Castles remind us of a time that was full of adventure and romance. Castles remind us of a time in history in which there was a lack of government and order. Although there was not mass confusion and anarchy, there was less order. Castles were the basis of feudalism. Castles can be seen as a manifestation of feudal society. Feudalism started with the rise of castles and ended with their end. The castle set the tone as the only homestead that nobility would live in during this time. Castles were influenced by and influenced many medieval cathedrals in Europe. Although castles served many purposes, their primary purpose was military. At that time, people were not protected by merely shutting and locking a regular wooden door. They needed the protection of castles and their knights. The lords and constables of castles needed serfs to work the land to make revenue in order to pay rent to the more important nobles. Given the following evidence, it is relatively obvious why castles and castle building played an instrumental role in the development of Western Europe.
Castles are unique to a time in history known as medieval times. The word medieval in our times is an insult to anything as is the word feudal. Through the haze and ruins, one can imagine dungeons, chivalrous knights, and mighty Lords who ruled the land and protected the common peasant from barbarians and other invaders. The rise of castles marked the rise of feudalism. This was all started by the crusades. The majority of the knights and nobles went to liberate the holy land from the Muslims. The Crusades influenced castle builders back in Europe. Ideas were gathered from Muslim and Byzantine fortifications. Because of the lack of protection in Europe, a castle’s strength needed to be increased because of the ever-present threat of a Muslim invasion. The end of Feudalism also marked the end of the middle ages and hence the end of the great castle era.
Castles integrated the combination of residence and fortress. The first castle dates back to King Sargon II of Khorsabad in ancient Egypt. He erected a grand palace for himself to protect him and his subjects. The first recorded references to castles was the Edict of Pistes by Charles the Bald, king of the West Franks. “We will and expressly command that whoever at this time has made castles and fortifications and enclosures without our out permission shall have them demolished by the First of August” (Brown Architecture of Castles 13). Other castle laws were the Norman Institutions handed down by William the Conqueror after he took over England. One law says that no one shall raise castles in Normandy without the Duke’s license.

To do
1. Do these statements agree with the text on castles? Answer yes or no for each and quote the words that decide it. (a) The main purpose of castles was military. (b) Feudalism ended before the castle era did. (c) Castle builders took ideas from Muslim and Byzantine fortifications.
2. Pick up the text on castles after its last sentence and carry it forward.

Material
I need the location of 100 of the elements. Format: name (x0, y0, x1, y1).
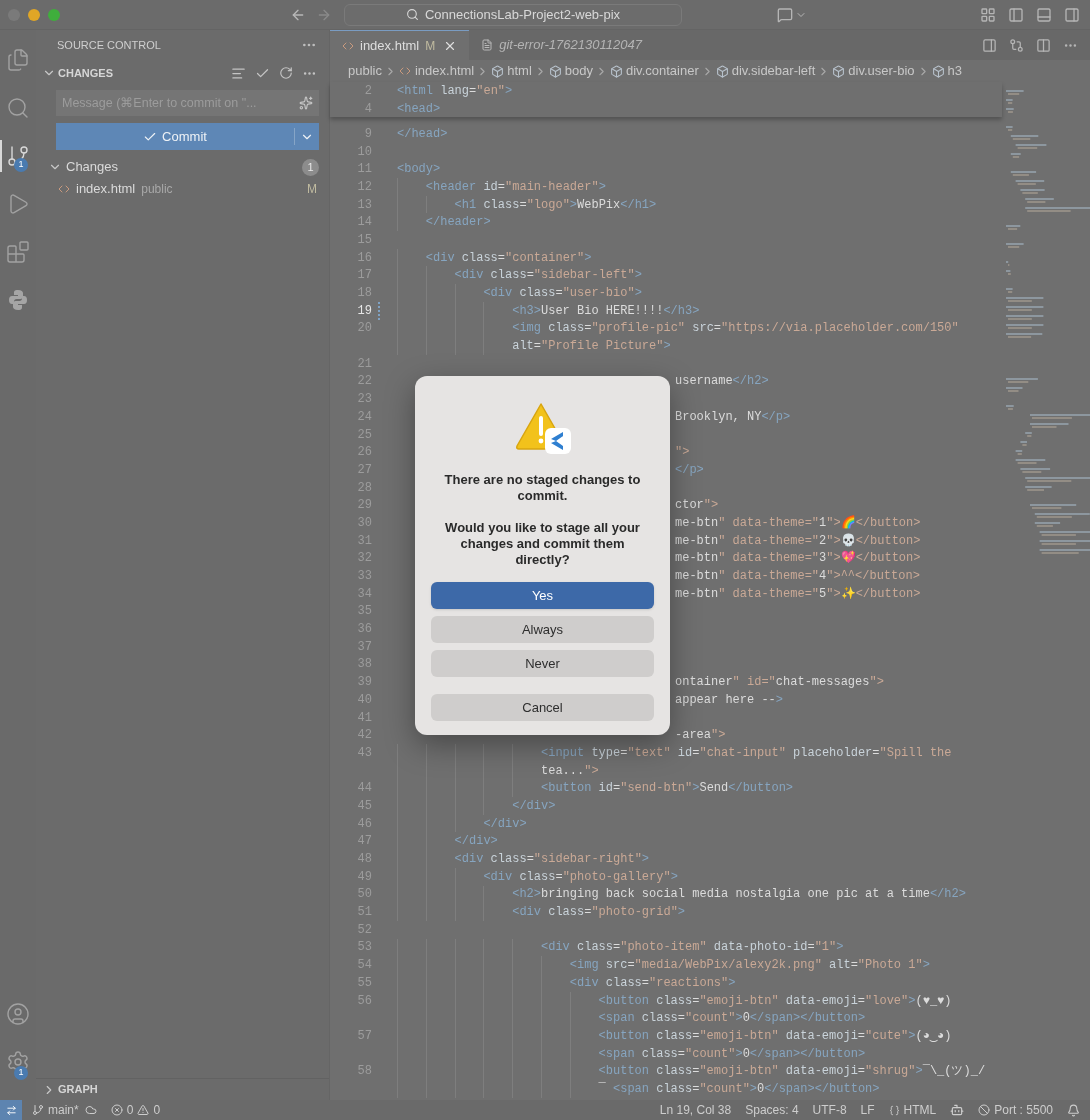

Expected outputs
1.
(a) Yes: "their primary purpose was military"
(b) No: "Feudalism started with the rise of castles and ended with their end"
(c) Yes: "Ideas were gathered from Muslim and Byzantine fortifications"

2.
An ideal castle site was one that had natural obstacles for defense such as steep hillsides and water. Castles that were built on rocks or islands were especially effective. An example of this is Bodiam in Sussex which was the home of Sir Edward Dalyngrigge in 1385. A moat offered good protection, but building on a lake or river offered better protection. The site should not be too remote. It should have water and building material readily available nearby. A site should have a good climate, good pasture, and ample fertile land. If a castle had all these things, it would increase its chances of surviving a siege.
A large majority of early castles followed the motte and bailey design. These designs utilized earth and timber. A motte and bailey design is a design where the keep is on a hill or motte behind the bailey which is the open area of the castle similar to a town square. A bridge usually connected the motte to the bailey. The motte was a great mound of earth or rock. Sometimes it was artificial, but the majority of the time it was authentic. At its base there was a deep trench that resembled a moat. This was used as defense. Surrounding the motte was a wall of timber. The motte also contained the keep which is where the lord of the manor and his family lived. The keep was the innermost part of the castle. It was the last defense against attack. The keep has also been referred to as the donjon. This is where the French got the word dungeon meaning the jail or place to hold prisoners. Surrounding the entire premises was a wooden fence that was at least ten feet in height. These wooden stakes were then implanted in the ground for support. The fence sometimes stood upon posts to allow men to get through. During a siege, the perimeter would be covered with wet animal skins to curb the threat of arson. Most motte and bailey castles were built before William the Conqueror’s conquest in 1066.
Walter the Archdeacon wrote a biography of John, bishop of Therouanne about 1130. In it he describes Merchem Castle near Dixmude: “There was, near the porch of the church, a fortress which we may call a castle… exceedingly high, built after the custom of that land by the lord of the town many years before. For it is the habit of the magnates and nobles of those parts… to raise a mound of earth as high as they can and surround it with a ditch as broad as possible. The top of this mound they completely enclose with a palisade of hewn logs bound close together like a wall, with towers set in its circuit so far as the site permits. In the middle of the space within the palisade they build a residence, or, dominating everything, keep” (Brown Architecture of Castles 21)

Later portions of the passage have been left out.